▶ **Data excerpts**:
=======

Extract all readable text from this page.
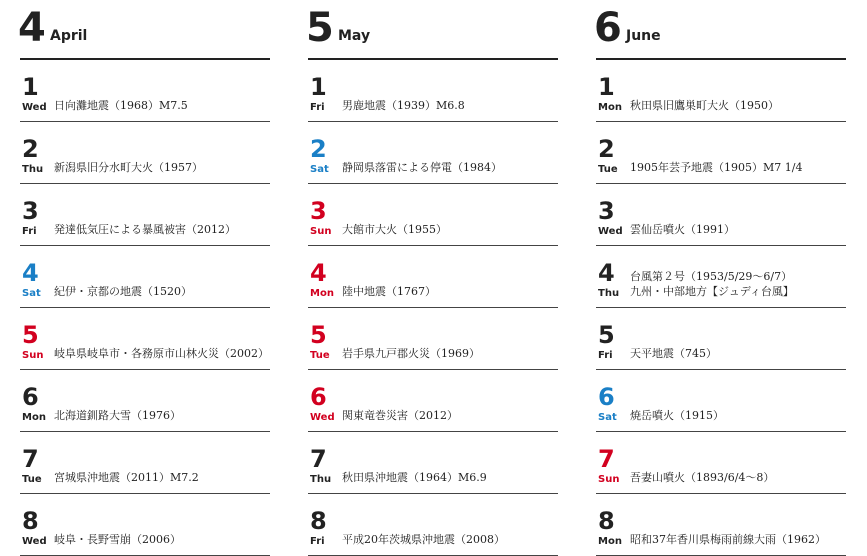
4 April
1
Wed 日向灘地震（1968）M7.5
2
Thu 新潟県旧分水町大火（1957）
3
Fri 発達低気圧による暴風被害（2012）
4
Sat 紀伊・京都の地震（1520）
5
Sun 岐阜県岐阜市・各務原市山林火災（2002）
6
Mon 北海道釧路大雪（1976）
7
Tue 宮城県沖地震（2011）M7.2
8
Wed 岐阜・長野雪崩（2006）
5 May
1
Fri 男鹿地震（1939）M6.8
2
Sat 静岡県落雷による停電（1984）
3
Sun 大館市大火（1955）
4
Mon 陸中地震（1767）
5
Tue 岩手県九戸郡火災（1969）
6
Wed 関東竜巻災害（2012）
7
Thu 秋田県沖地震（1964）M6.9
8
Fri 平成20年茨城県沖地震（2008）
6 June
1
Mon 秋田県旧鷹巣町大火（1950）
2
Tue 1905年芸予地震（1905）M7 1/4
3
Wed 雲仙岳噴火（1991）
4
Thu
台風第２号（1953/5/29～6/7）
九州・中部地方【ジュディ台風】
5
Fri 天平地震（745）
6
Sat 焼岳噴火（1915）
7
Sun 吾妻山噴火（1893/6/4～8）
8
Mon 昭和37年香川県梅雨前線大雨（1962）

=======

▶ **The request**:
Write out the full listing verbatim, excluding its pictures.

▶ **Exercise result**:
Extract all readable text from this page.
4 April
1
Wed 日向灘地震（1968）M7.5
2
Thu 新潟県旧分水町大火（1957）
3
Fri 発達低気圧による暴風被害（2012）
4
Sat 紀伊・京都の地震（1520）
5
Sun 岐阜県岐阜市・各務原市山林火災（2002）
6
Mon 北海道釧路大雪（1976）
7
Tue 宮城県沖地震（2011）M7.2
8
Wed 岐阜・長野雪崩（2006）
5 May
1
Fri 男鹿地震（1939）M6.8
2
Sat 静岡県落雷による停電（1984）
3
Sun 大館市大火（1955）
4
Mon 陸中地震（1767）
5
Tue 岩手県九戸郡火災（1969）
6
Wed 関東竜巻災害（2012）
7
Thu 秋田県沖地震（1964）M6.9
8
Fri 平成20年茨城県沖地震（2008）
6 June
1
Mon 秋田県旧鷹巣町大火（1950）
2
Tue 1905年芸予地震（1905）M7 1/4
3
Wed 雲仙岳噴火（1991）
4
Thu
台風第２号（1953/5/29～6/7）
九州・中部地方【ジュディ台風】
5
Fri 天平地震（745）
6
Sat 焼岳噴火（1915）
7
Sun 吾妻山噴火（1893/6/4～8）
8
Mon 昭和37年香川県梅雨前線大雨（1962）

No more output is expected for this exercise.